WORK INSTRUCTIONS: Read the entries below and pull out each line with the string "text".

___ EXTRACTED MATERIAL

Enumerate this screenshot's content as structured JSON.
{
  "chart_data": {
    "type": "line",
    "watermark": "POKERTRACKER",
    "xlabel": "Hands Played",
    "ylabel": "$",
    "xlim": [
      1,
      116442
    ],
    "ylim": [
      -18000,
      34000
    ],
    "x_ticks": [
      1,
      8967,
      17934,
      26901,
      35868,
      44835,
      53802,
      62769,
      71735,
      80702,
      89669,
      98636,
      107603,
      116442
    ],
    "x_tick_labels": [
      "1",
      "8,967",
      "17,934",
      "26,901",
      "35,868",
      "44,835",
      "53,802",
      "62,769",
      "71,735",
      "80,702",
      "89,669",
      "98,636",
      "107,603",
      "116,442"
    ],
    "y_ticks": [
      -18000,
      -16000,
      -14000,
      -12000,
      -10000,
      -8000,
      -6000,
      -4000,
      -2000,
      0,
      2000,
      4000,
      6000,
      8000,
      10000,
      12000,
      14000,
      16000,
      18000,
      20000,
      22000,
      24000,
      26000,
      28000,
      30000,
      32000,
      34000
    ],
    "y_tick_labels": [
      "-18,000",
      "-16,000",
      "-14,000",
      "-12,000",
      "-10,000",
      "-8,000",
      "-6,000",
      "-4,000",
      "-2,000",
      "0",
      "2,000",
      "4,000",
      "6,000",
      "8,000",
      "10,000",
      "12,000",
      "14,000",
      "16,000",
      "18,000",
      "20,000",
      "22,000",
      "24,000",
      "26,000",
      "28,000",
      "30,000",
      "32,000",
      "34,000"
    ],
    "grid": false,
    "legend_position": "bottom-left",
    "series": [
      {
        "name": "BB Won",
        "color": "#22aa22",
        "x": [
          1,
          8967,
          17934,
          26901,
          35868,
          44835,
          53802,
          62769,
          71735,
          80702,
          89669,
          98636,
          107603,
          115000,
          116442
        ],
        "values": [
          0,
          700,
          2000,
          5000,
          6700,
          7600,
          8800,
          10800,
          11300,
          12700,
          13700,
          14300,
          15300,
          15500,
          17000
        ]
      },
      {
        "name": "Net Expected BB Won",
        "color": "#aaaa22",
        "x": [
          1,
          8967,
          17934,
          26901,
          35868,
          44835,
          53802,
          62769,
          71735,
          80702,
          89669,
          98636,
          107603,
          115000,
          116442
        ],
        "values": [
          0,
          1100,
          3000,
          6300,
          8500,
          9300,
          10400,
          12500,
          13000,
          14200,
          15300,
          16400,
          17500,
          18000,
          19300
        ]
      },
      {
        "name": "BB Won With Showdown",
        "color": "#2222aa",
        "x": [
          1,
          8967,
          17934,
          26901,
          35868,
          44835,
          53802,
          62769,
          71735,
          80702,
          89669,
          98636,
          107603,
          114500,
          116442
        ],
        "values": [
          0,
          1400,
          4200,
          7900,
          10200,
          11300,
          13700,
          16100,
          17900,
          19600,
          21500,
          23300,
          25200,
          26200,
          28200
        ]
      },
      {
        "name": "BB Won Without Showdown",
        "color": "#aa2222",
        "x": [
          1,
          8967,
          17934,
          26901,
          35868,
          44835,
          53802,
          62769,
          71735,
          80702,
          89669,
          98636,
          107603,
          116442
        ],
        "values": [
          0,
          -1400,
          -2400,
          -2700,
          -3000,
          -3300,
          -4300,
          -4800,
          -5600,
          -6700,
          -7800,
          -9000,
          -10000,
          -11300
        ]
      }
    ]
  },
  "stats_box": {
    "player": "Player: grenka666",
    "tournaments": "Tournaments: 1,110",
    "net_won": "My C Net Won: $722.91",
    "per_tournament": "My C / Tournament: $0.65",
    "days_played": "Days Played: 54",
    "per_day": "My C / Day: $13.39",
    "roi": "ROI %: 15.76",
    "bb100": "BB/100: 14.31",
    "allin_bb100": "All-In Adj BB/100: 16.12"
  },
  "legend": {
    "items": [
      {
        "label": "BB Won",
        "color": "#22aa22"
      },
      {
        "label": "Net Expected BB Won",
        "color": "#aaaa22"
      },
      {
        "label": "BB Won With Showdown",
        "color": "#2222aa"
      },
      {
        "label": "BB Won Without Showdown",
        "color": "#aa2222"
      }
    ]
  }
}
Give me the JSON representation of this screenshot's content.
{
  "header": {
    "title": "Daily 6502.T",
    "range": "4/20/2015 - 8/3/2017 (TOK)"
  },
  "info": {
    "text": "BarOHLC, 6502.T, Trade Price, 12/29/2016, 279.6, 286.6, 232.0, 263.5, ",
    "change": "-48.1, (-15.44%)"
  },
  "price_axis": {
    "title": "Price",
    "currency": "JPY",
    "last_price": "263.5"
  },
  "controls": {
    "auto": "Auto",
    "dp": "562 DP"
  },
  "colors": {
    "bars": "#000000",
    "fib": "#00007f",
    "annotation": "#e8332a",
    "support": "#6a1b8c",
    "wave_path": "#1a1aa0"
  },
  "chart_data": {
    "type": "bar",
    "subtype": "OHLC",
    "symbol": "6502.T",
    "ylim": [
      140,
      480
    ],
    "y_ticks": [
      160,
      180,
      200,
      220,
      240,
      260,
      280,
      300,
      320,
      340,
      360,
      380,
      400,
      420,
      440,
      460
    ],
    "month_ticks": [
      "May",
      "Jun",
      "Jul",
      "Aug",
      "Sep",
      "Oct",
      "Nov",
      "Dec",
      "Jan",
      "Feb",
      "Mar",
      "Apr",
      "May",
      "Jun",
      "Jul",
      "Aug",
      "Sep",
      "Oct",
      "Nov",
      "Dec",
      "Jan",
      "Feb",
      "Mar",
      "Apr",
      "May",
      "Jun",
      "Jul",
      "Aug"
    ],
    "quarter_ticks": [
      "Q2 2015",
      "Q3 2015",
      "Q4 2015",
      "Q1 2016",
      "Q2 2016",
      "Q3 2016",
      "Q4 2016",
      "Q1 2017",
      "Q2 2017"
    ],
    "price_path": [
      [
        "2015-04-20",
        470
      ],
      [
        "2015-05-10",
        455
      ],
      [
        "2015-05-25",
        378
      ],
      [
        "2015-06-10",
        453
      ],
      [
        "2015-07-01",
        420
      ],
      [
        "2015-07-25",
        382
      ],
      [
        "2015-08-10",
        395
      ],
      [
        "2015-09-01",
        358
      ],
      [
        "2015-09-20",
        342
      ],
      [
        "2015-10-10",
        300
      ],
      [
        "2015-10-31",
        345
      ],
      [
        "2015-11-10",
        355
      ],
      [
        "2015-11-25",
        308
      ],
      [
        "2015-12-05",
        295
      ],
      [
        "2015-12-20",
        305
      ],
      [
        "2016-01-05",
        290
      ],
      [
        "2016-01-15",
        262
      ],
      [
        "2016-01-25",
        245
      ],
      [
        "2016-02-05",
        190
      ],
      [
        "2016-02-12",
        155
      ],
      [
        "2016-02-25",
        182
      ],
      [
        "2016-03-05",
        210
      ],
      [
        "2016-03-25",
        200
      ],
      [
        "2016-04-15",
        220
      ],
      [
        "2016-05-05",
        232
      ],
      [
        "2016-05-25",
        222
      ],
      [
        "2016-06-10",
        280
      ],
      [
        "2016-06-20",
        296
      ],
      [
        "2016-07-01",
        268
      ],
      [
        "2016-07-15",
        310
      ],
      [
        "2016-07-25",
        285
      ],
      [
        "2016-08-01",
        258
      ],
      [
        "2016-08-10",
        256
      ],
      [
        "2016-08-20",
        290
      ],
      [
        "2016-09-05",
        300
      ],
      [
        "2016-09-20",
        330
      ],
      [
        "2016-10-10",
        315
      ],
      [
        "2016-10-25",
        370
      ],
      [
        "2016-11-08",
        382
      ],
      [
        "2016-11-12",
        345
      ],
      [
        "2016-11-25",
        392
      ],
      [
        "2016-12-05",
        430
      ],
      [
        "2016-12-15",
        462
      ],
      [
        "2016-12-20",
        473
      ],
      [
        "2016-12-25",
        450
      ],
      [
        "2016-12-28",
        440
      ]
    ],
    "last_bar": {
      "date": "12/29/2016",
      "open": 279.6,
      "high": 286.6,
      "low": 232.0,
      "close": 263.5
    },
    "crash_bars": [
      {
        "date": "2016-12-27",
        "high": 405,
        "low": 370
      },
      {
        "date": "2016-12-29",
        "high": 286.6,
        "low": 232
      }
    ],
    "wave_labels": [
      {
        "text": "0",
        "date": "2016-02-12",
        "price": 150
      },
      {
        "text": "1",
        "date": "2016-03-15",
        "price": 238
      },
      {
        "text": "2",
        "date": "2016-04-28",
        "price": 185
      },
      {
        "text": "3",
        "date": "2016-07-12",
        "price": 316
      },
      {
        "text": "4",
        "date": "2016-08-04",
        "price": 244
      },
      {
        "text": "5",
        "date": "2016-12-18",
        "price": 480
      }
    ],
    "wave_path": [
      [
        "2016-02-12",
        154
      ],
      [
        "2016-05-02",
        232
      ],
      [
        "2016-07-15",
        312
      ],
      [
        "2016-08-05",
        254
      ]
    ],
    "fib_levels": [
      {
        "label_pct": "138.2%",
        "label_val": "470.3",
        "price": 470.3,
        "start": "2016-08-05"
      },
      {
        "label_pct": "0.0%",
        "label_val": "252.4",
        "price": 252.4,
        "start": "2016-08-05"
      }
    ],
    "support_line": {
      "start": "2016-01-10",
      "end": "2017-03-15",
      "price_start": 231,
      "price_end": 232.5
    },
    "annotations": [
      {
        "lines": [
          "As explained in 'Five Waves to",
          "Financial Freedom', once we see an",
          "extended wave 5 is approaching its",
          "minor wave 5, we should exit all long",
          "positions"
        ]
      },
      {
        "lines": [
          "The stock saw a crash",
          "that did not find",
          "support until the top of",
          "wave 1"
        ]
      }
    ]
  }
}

______

TASK SOLUTION:
    "text": "BarOHLC, 6502.T, Trade Price, 12/29/2016, 279.6, 286.6, 232.0, 263.5, ",
        "text": "0",
        "text": "1",
        "text": "2",
        "text": "3",
        "text": "4",
        "text": "5",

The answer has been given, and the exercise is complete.